Turn the lines of the material from the line containing "358, 930, 431]" to the line containing "367, 226, 503]", both included, into a JSON list of strings with one string per line, leaving out blank lines.

»»

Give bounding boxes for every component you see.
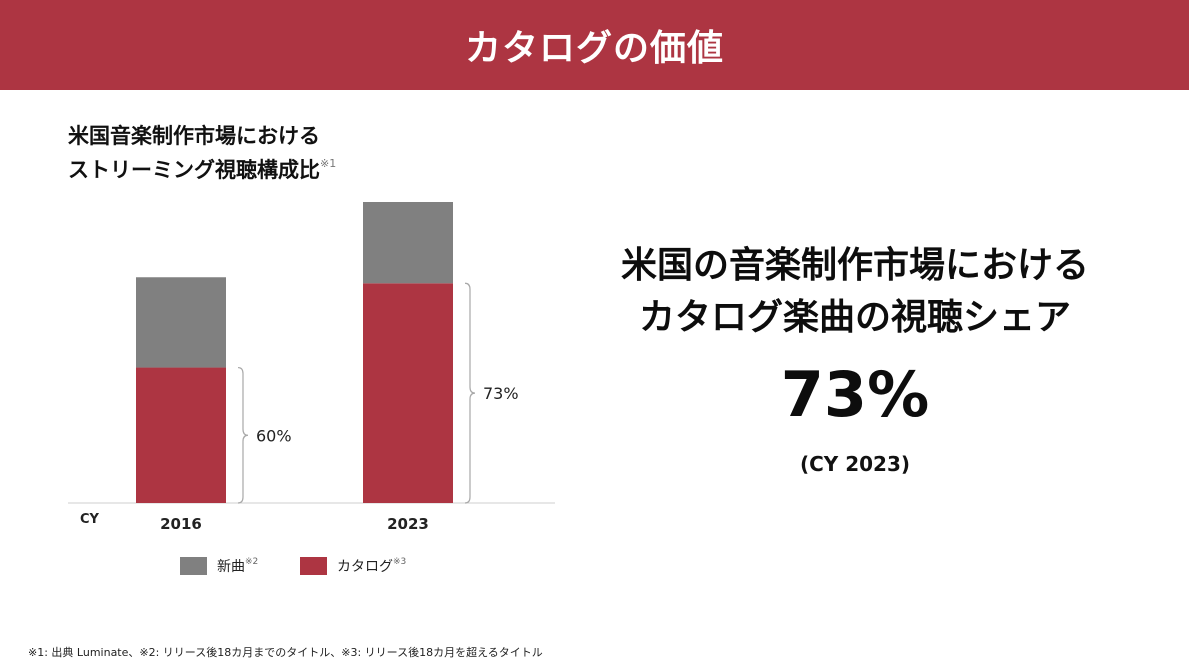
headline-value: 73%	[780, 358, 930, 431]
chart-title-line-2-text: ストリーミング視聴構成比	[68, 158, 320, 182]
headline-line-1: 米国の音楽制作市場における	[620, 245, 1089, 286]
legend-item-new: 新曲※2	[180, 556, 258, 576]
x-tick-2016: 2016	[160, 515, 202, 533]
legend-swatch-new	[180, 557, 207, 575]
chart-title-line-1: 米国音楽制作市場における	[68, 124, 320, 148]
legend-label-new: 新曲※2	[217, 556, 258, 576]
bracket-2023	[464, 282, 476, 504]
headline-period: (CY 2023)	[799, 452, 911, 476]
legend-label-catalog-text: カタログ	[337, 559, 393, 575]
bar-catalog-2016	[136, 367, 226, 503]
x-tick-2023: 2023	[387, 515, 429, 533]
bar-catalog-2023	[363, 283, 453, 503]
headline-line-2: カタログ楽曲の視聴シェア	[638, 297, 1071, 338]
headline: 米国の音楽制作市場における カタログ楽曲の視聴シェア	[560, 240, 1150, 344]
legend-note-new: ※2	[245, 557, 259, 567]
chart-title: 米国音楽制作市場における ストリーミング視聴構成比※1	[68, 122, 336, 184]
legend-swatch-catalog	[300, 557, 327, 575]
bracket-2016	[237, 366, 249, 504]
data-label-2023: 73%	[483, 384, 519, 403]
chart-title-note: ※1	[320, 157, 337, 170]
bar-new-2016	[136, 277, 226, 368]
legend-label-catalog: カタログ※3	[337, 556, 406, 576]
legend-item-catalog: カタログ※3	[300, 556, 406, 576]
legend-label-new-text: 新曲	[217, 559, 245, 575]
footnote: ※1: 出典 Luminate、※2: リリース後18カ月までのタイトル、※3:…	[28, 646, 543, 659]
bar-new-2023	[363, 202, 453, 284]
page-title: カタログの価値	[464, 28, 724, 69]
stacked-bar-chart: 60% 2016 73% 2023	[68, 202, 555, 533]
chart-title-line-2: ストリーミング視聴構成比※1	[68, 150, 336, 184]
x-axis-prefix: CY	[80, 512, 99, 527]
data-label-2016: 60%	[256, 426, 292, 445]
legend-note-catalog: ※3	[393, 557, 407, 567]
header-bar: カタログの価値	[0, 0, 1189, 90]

««

■ **Final result**
[
  "headline-value: 73%\t[780, 358, 930, 431]",
  "chart-title-line-2-text: ストリーミング視聴構成比\t[68, 158, 320, 182]",
  "headline-line-1: 米国の音楽制作市場における\t[620, 245, 1089, 286]",
  "legend-item-new: 新曲※2\t[180, 556, 258, 576]",
  "x-tick-2016: 2016\t[160, 515, 202, 533]",
  "legend-swatch-new\t[180, 557, 207, 575]",
  "chart-title-line-1: 米国音楽制作市場における\t[68, 124, 320, 148]",
  "legend-label-new: 新曲※2\t[217, 556, 258, 576]",
  "bracket-2023\t[464, 282, 476, 504]",
  "headline-period: (CY 2023)\t[799, 452, 911, 476]",
  "legend-label-catalog-text: カタログ\t[337, 559, 393, 575]",
  "bar-catalog-2016\t[136, 367, 226, 503]"
]